Судя по надписи, Канишка учредил также новое летоисчисление, заменил греческий алфавит на “арийский” (бактрийский), а также распространил свою власть на всю Индию.

Исследователи отмечают, что строительство династийных храмов могло быть начато в конце царствования Вимы Такту, но особый размах получило при Канишке. При нем оформился имперский культ. Обожествление власти царя, признание божественности его происхождения происходит со времени первых кушанских суверенов. Куджула Кадфиз уже именуется “Сыном бога”[80]. Этот титул используют и другие кушанские цари, начиная с Вимы Кадфиза. По сообщениям китайской хроники VII в., использовавшей сведения более раннего времени, “царь страны юечжей называется “Сыном неба”. Подобный титул, как считается, появился под влиянием китайской традиции, согласно которой “Сыном неба” звался китайский император. Есть мнение, что юечжи могли познакомиться с китайской титулатурой императоров еще до прихода в Бактрию, когда на своей прародине имели контакты с двором ранней династии Хань[81]. Божественная природа правителя провозглашалась и Аршакидами в Парфии, где кроме обожествления предка династии Аршака, богами (“теос”) почитались несколько аршакидских царей.

Обожествление царствующих особ становится повсеместным явлением с первых веков н.э., включая императорский Рим, где впервые на некоторых монетах Августа появляется титул “Деус” (бог)[82].

Таким образом, обожествление царя (титул “Бог” по отношению к Канишке содержится в рабатакской надписи) у кушан выступает в русле общего развития сакрального отношения к персонам на троне. В кушанском царстве это, вместе с тем, придание божественного статуса самому понятию царской власти. Имперский культ в Кушанском царстве становится своего рода государственной религией, и выступает как противовес политике толерантности, которую вынуждены были вести правители по отношению к религиям подвластных народов. Эта политика четче всего выступает в реформе Канишки, отраженной, в частности, в монетном чекане.

§ **СТРОКИ НАБОРА ДАННЫХ**:
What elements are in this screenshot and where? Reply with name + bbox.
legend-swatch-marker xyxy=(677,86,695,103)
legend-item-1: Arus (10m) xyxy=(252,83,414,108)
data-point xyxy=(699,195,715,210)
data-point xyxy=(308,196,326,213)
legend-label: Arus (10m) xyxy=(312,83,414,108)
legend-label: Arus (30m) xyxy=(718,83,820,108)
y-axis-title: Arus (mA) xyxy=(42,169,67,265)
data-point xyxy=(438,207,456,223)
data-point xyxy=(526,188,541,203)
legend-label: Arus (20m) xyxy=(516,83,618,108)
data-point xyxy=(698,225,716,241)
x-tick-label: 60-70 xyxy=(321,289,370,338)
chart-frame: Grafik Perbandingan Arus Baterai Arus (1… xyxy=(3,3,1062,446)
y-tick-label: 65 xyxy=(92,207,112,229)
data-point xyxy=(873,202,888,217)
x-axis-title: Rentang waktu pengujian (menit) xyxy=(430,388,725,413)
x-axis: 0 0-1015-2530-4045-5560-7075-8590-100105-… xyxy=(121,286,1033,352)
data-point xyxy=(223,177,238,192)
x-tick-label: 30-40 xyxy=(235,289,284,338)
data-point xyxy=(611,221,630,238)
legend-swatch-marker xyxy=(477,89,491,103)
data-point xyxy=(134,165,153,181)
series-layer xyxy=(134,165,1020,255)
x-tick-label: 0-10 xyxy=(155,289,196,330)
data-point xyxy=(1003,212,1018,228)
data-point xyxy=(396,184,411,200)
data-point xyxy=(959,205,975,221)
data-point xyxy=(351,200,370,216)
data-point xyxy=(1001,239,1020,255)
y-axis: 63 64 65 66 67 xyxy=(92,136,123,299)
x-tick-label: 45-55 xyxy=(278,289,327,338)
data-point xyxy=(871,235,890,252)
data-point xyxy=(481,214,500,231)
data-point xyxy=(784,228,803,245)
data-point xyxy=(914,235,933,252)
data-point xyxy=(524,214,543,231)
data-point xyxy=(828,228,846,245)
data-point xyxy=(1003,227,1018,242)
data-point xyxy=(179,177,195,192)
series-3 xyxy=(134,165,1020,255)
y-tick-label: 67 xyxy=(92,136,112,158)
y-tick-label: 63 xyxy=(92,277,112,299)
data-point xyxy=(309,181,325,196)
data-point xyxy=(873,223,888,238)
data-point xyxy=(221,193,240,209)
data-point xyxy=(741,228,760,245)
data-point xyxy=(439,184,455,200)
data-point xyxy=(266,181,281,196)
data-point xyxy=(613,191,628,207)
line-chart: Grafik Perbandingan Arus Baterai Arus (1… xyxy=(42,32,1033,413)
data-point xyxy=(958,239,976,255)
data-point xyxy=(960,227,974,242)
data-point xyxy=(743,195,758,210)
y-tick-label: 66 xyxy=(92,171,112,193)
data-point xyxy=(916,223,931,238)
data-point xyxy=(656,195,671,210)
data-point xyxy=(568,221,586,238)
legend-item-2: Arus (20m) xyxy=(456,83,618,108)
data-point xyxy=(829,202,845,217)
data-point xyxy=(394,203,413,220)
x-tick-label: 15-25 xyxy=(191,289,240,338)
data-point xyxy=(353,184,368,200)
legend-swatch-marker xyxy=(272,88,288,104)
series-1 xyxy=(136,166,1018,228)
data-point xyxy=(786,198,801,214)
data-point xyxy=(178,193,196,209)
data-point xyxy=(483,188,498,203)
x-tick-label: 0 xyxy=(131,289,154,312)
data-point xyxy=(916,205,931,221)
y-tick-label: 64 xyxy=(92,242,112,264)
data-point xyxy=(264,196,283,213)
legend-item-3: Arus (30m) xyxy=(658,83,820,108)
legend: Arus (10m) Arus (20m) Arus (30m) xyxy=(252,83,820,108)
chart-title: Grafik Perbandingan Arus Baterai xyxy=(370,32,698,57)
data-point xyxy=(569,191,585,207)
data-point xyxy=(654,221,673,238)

§ **ЗАДАНИЯ ДЛЯ РАБОТЫ**:
**a.** На чьих монетах в Риме, согласно тексту о кушанском имперском культе, впервые появляется титул «Деус»?
**b.** Продолжите текст о кушанском имперском культе, начав сразу после его последнего предложения.

§ **ОТВЕТЫ К УПРАЖНЕНИЮ**:
**a.** На некоторых монетах Августа.

**b.**
По его распоряжению на монетных реверсах выбивались изображения целого сонма божеств, почитаемых в царстве. В отличие от своего предшественника – Вимы Кадфиза, который воспроизводил на реверсах монет только Шиву, при Канишке пантеон резко расширился и имена божеств проставлялись рядом с их изображениями. Отказавшись от кхароштхи и греческого, Канишка приказал воспроизводить надписи по-бактрийски, что отвечало реформе, проведенной им в области языка и письма. На первом этапе чекана Канишки еще присутствуют имена греческих богов – Гелиос, Селена, Гефест, в дальнейшем их заменяют иранские соответствия – Михр (Митра), Мах, Атеш. Появляются также имена Наны, Вретрагны, Вахумана, Друваспа, Фаро, Маздована, богини Ардохшо и индийских божеств – Виши-Шивы и Будды[83]. Эта практика продолжена при последующих кушанских царях. При Хувишке монетный пантеон пополнился за счет новых божеств индийского происхождения, а также появились Ванинда, Шахревар, Вахш, Ришто, Йима и принесенный с запада Серапис. Всего монетный пантеон Кушан насчитывает более 25 изображений и имен, что гораздо больше, чем указано в перечне рабатакской надписи.

Учреждая баголанго в рабатаке, Канишка перечислил лишь своих главных богов-покровителей, среди которых преднамеренно фигурируют в основном иранские божества. Создается впечатление, что Канишка-реформатор подчеркивал свою привязанность к бактрийской религии также как к бактрийскому языку и письменности. В этом плане характерно отсутствие в рабатакском перечне Будды, хотя известно, что Канишка активно покровительствовал буддизму.

Набор имен божеств на монетах отражает в целом религиозную ситуацию в стране, а выбор того или иного божества зависел как от личного пристрастия суверена, так и от политических обстоятельств.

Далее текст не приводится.